Stored items from a collection:
* * *

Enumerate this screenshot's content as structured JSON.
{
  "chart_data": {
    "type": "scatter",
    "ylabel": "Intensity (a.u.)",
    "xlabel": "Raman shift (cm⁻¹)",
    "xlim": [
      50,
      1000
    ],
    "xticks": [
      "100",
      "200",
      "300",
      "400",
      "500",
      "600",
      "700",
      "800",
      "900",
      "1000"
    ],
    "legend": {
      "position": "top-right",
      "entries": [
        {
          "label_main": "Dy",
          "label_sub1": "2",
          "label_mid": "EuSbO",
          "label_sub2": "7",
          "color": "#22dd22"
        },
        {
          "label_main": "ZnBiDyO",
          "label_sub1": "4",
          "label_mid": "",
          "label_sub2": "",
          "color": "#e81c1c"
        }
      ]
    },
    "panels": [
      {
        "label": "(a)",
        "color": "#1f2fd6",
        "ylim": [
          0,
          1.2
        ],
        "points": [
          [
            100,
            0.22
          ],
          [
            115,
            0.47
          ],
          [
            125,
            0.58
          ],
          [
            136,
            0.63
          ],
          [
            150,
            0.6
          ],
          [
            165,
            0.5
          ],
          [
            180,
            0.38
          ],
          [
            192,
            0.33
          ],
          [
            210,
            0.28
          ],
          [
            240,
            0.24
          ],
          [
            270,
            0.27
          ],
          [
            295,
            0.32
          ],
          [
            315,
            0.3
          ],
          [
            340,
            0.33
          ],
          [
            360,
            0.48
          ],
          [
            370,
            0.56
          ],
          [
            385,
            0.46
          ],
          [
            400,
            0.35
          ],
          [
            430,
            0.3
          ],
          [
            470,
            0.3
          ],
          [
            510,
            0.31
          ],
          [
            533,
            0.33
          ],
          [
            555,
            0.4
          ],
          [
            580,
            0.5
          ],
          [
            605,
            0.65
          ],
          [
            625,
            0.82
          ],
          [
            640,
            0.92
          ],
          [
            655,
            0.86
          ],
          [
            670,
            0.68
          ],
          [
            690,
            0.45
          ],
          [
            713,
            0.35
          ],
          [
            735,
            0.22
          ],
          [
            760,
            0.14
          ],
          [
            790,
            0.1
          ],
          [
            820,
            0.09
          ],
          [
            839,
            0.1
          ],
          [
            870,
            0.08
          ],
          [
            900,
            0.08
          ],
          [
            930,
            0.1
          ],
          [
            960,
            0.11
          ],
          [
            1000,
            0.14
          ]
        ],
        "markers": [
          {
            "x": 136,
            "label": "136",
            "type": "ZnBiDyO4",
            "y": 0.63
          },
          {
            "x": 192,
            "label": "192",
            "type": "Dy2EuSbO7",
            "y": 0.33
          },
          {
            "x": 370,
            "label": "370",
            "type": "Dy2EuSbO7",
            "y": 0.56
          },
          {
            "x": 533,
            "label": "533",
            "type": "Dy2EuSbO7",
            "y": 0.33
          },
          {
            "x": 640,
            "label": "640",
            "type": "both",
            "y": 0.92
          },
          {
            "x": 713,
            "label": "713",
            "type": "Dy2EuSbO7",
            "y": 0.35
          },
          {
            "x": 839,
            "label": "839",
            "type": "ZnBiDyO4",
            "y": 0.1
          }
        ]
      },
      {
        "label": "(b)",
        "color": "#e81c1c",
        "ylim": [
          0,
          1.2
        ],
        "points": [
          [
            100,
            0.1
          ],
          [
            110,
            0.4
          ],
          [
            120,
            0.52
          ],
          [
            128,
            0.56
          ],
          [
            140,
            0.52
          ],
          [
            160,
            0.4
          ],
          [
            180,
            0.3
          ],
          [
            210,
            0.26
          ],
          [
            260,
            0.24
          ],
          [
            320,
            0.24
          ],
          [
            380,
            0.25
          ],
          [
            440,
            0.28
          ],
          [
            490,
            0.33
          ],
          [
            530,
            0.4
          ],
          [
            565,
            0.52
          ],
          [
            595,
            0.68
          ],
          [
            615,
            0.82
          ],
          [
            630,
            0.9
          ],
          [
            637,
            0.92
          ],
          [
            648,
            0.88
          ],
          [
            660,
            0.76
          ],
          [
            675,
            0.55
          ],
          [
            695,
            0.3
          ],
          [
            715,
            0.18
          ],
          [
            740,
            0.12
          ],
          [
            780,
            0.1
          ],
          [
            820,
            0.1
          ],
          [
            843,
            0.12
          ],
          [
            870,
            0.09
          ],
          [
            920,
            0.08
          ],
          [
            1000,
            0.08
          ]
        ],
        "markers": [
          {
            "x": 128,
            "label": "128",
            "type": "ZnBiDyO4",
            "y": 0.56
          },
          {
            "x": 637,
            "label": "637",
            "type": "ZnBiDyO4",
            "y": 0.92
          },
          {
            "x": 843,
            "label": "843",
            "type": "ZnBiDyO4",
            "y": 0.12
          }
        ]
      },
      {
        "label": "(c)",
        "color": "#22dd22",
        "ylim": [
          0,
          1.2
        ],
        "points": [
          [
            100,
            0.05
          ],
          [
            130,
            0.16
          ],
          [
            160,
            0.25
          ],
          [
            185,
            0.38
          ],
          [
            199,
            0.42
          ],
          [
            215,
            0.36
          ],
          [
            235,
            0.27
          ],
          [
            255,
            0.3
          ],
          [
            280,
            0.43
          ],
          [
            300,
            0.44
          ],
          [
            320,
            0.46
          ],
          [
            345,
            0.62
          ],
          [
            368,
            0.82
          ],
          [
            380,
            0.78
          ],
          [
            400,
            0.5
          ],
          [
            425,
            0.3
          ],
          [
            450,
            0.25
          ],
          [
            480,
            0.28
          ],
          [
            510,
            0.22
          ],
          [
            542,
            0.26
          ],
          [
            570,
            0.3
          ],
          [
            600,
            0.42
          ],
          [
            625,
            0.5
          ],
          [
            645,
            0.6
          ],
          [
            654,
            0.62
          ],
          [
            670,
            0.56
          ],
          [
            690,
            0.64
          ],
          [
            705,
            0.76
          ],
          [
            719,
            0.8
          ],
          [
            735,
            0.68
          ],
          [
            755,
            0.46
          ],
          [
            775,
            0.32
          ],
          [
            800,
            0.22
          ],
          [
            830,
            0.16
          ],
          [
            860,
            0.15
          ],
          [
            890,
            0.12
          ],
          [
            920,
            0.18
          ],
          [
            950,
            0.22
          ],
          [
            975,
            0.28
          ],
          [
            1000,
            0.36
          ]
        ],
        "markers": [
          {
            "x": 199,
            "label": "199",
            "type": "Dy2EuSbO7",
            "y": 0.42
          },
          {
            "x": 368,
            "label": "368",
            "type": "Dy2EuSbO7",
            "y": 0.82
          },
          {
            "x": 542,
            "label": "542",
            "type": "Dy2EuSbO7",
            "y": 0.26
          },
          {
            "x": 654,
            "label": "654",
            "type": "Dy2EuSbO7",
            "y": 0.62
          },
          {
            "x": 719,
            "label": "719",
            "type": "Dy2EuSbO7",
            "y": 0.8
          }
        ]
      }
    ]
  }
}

* * *

Brief: Write the entries again, exactly as they stand.

Correct output:
Enumerate this screenshot's content as structured JSON.
{
  "chart_data": {
    "type": "scatter",
    "ylabel": "Intensity (a.u.)",
    "xlabel": "Raman shift (cm⁻¹)",
    "xlim": [
      50,
      1000
    ],
    "xticks": [
      "100",
      "200",
      "300",
      "400",
      "500",
      "600",
      "700",
      "800",
      "900",
      "1000"
    ],
    "legend": {
      "position": "top-right",
      "entries": [
        {
          "label_main": "Dy",
          "label_sub1": "2",
          "label_mid": "EuSbO",
          "label_sub2": "7",
          "color": "#22dd22"
        },
        {
          "label_main": "ZnBiDyO",
          "label_sub1": "4",
          "label_mid": "",
          "label_sub2": "",
          "color": "#e81c1c"
        }
      ]
    },
    "panels": [
      {
        "label": "(a)",
        "color": "#1f2fd6",
        "ylim": [
          0,
          1.2
        ],
        "points": [
          [
            100,
            0.22
          ],
          [
            115,
            0.47
          ],
          [
            125,
            0.58
          ],
          [
            136,
            0.63
          ],
          [
            150,
            0.6
          ],
          [
            165,
            0.5
          ],
          [
            180,
            0.38
          ],
          [
            192,
            0.33
          ],
          [
            210,
            0.28
          ],
          [
            240,
            0.24
          ],
          [
            270,
            0.27
          ],
          [
            295,
            0.32
          ],
          [
            315,
            0.3
          ],
          [
            340,
            0.33
          ],
          [
            360,
            0.48
          ],
          [
            370,
            0.56
          ],
          [
            385,
            0.46
          ],
          [
            400,
            0.35
          ],
          [
            430,
            0.3
          ],
          [
            470,
            0.3
          ],
          [
            510,
            0.31
          ],
          [
            533,
            0.33
          ],
          [
            555,
            0.4
          ],
          [
            580,
            0.5
          ],
          [
            605,
            0.65
          ],
          [
            625,
            0.82
          ],
          [
            640,
            0.92
          ],
          [
            655,
            0.86
          ],
          [
            670,
            0.68
          ],
          [
            690,
            0.45
          ],
          [
            713,
            0.35
          ],
          [
            735,
            0.22
          ],
          [
            760,
            0.14
          ],
          [
            790,
            0.1
          ],
          [
            820,
            0.09
          ],
          [
            839,
            0.1
          ],
          [
            870,
            0.08
          ],
          [
            900,
            0.08
          ],
          [
            930,
            0.1
          ],
          [
            960,
            0.11
          ],
          [
            1000,
            0.14
          ]
        ],
        "markers": [
          {
            "x": 136,
            "label": "136",
            "type": "ZnBiDyO4",
            "y": 0.63
          },
          {
            "x": 192,
            "label": "192",
            "type": "Dy2EuSbO7",
            "y": 0.33
          },
          {
            "x": 370,
            "label": "370",
            "type": "Dy2EuSbO7",
            "y": 0.56
          },
          {
            "x": 533,
            "label": "533",
            "type": "Dy2EuSbO7",
            "y": 0.33
          },
          {
            "x": 640,
            "label": "640",
            "type": "both",
            "y": 0.92
          },
          {
            "x": 713,
            "label": "713",
            "type": "Dy2EuSbO7",
            "y": 0.35
          },
          {
            "x": 839,
            "label": "839",
            "type": "ZnBiDyO4",
            "y": 0.1
          }
        ]
      },
      {
        "label": "(b)",
        "color": "#e81c1c",
        "ylim": [
          0,
          1.2
        ],
        "points": [
          [
            100,
            0.1
          ],
          [
            110,
            0.4
          ],
          [
            120,
            0.52
          ],
          [
            128,
            0.56
          ],
          [
            140,
            0.52
          ],
          [
            160,
            0.4
          ],
          [
            180,
            0.3
          ],
          [
            210,
            0.26
          ],
          [
            260,
            0.24
          ],
          [
            320,
            0.24
          ],
          [
            380,
            0.25
          ],
          [
            440,
            0.28
          ],
          [
            490,
            0.33
          ],
          [
            530,
            0.4
          ],
          [
            565,
            0.52
          ],
          [
            595,
            0.68
          ],
          [
            615,
            0.82
          ],
          [
            630,
            0.9
          ],
          [
            637,
            0.92
          ],
          [
            648,
            0.88
          ],
          [
            660,
            0.76
          ],
          [
            675,
            0.55
          ],
          [
            695,
            0.3
          ],
          [
            715,
            0.18
          ],
          [
            740,
            0.12
          ],
          [
            780,
            0.1
          ],
          [
            820,
            0.1
          ],
          [
            843,
            0.12
          ],
          [
            870,
            0.09
          ],
          [
            920,
            0.08
          ],
          [
            1000,
            0.08
          ]
        ],
        "markers": [
          {
            "x": 128,
            "label": "128",
            "type": "ZnBiDyO4",
            "y": 0.56
          },
          {
            "x": 637,
            "label": "637",
            "type": "ZnBiDyO4",
            "y": 0.92
          },
          {
            "x": 843,
            "label": "843",
            "type": "ZnBiDyO4",
            "y": 0.12
          }
        ]
      },
      {
        "label": "(c)",
        "color": "#22dd22",
        "ylim": [
          0,
          1.2
        ],
        "points": [
          [
            100,
            0.05
          ],
          [
            130,
            0.16
          ],
          [
            160,
            0.25
          ],
          [
            185,
            0.38
          ],
          [
            199,
            0.42
          ],
          [
            215,
            0.36
          ],
          [
            235,
            0.27
          ],
          [
            255,
            0.3
          ],
          [
            280,
            0.43
          ],
          [
            300,
            0.44
          ],
          [
            320,
            0.46
          ],
          [
            345,
            0.62
          ],
          [
            368,
            0.82
          ],
          [
            380,
            0.78
          ],
          [
            400,
            0.5
          ],
          [
            425,
            0.3
          ],
          [
            450,
            0.25
          ],
          [
            480,
            0.28
          ],
          [
            510,
            0.22
          ],
          [
            542,
            0.26
          ],
          [
            570,
            0.3
          ],
          [
            600,
            0.42
          ],
          [
            625,
            0.5
          ],
          [
            645,
            0.6
          ],
          [
            654,
            0.62
          ],
          [
            670,
            0.56
          ],
          [
            690,
            0.64
          ],
          [
            705,
            0.76
          ],
          [
            719,
            0.8
          ],
          [
            735,
            0.68
          ],
          [
            755,
            0.46
          ],
          [
            775,
            0.32
          ],
          [
            800,
            0.22
          ],
          [
            830,
            0.16
          ],
          [
            860,
            0.15
          ],
          [
            890,
            0.12
          ],
          [
            920,
            0.18
          ],
          [
            950,
            0.22
          ],
          [
            975,
            0.28
          ],
          [
            1000,
            0.36
          ]
        ],
        "markers": [
          {
            "x": 199,
            "label": "199",
            "type": "Dy2EuSbO7",
            "y": 0.42
          },
          {
            "x": 368,
            "label": "368",
            "type": "Dy2EuSbO7",
            "y": 0.82
          },
          {
            "x": 542,
            "label": "542",
            "type": "Dy2EuSbO7",
            "y": 0.26
          },
          {
            "x": 654,
            "label": "654",
            "type": "Dy2EuSbO7",
            "y": 0.62
          },
          {
            "x": 719,
            "label": "719",
            "type": "Dy2EuSbO7",
            "y": 0.8
          }
        ]
      }
    ]
  }
}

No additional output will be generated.